-- Start of DATA RECORDS --

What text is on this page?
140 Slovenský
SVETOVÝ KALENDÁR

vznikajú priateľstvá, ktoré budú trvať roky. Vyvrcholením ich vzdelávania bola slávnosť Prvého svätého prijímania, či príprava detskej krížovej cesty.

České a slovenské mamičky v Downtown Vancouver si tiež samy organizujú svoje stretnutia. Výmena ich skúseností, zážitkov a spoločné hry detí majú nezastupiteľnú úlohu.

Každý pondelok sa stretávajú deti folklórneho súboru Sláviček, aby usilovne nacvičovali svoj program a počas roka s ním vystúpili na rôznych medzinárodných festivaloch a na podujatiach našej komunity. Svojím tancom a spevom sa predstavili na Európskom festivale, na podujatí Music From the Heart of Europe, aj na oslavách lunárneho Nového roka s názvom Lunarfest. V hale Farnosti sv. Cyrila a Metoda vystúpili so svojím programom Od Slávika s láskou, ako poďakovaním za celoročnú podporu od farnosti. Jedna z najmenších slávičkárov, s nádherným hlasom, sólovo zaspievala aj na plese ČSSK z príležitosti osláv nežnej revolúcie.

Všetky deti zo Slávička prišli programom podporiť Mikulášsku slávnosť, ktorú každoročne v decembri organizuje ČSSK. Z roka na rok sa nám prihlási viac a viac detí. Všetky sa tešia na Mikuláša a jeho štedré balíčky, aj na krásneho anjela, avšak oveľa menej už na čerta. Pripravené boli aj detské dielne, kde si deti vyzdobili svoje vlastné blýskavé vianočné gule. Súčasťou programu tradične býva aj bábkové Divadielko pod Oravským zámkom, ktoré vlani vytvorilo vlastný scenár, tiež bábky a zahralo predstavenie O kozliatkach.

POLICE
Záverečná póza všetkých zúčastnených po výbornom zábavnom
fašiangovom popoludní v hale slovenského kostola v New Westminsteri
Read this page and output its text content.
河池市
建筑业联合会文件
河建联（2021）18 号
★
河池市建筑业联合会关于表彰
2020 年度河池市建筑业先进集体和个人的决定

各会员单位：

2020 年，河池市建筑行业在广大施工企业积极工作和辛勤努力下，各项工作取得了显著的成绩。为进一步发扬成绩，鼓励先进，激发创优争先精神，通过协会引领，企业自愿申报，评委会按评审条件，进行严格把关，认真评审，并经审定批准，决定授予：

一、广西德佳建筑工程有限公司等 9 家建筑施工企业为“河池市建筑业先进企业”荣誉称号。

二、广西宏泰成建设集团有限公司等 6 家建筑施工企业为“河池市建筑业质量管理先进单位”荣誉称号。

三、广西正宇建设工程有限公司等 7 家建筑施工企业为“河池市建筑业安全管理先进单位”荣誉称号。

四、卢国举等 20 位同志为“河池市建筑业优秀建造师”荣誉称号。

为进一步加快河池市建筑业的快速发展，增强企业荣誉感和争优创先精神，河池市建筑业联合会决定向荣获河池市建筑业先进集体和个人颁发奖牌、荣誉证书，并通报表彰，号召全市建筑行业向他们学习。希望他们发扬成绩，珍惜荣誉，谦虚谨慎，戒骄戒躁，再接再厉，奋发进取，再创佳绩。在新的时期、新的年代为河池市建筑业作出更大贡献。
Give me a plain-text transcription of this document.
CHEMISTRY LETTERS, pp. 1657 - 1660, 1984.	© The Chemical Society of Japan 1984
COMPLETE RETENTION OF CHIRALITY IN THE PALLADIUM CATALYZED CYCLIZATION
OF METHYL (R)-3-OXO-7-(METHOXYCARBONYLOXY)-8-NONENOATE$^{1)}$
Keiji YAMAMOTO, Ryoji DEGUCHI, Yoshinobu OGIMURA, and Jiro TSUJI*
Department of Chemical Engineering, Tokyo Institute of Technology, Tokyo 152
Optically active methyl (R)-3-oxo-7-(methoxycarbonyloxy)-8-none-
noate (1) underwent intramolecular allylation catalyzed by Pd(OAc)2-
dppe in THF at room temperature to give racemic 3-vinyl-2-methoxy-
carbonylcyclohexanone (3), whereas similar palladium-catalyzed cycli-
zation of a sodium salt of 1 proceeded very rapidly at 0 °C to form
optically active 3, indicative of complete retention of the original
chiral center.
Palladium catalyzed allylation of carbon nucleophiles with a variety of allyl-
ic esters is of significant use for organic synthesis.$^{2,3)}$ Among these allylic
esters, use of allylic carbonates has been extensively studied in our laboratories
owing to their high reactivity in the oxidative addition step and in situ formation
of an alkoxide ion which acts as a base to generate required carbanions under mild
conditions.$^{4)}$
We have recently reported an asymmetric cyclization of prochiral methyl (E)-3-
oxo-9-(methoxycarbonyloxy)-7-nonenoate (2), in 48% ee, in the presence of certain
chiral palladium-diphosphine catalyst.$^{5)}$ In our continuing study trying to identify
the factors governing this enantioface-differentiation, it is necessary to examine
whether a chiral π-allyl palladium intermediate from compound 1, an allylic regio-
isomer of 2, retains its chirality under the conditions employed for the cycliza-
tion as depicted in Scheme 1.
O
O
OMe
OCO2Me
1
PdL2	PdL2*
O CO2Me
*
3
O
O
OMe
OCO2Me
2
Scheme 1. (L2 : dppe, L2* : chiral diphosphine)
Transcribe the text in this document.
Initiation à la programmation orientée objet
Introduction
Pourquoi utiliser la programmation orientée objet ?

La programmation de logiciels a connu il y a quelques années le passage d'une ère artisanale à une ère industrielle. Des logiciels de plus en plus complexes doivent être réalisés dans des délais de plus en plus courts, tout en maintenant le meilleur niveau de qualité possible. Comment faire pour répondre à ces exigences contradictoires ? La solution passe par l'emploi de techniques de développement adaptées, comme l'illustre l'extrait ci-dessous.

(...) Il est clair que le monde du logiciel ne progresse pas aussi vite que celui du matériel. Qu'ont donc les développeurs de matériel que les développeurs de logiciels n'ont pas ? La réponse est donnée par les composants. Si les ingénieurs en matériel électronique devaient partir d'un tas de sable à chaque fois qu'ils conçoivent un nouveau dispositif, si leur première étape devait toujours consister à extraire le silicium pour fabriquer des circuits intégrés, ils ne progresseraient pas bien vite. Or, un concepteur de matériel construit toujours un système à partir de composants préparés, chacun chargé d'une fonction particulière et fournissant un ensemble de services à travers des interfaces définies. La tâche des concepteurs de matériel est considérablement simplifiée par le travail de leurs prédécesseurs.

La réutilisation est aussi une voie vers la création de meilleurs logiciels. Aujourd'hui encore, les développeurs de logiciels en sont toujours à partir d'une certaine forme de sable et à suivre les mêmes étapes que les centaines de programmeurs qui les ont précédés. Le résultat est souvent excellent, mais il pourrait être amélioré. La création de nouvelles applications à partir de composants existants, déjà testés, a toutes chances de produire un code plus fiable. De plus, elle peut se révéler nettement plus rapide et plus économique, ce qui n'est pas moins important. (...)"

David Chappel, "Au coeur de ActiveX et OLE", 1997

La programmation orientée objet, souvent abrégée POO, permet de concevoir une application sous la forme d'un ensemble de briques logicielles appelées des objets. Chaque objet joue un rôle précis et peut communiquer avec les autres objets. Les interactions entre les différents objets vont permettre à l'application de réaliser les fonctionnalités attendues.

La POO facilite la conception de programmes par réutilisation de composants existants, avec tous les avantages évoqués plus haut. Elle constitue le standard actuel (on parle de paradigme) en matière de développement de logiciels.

-- End of DATA RECORDS --

_EXERCISE TASK_
Find every line in the records above that contains the word "conditions", and copy each one.

_ANSWER FOR THE TASK_
conditions.$^{4)}$
isomer of 2, retains its chirality under the conditions employed for the cycliza-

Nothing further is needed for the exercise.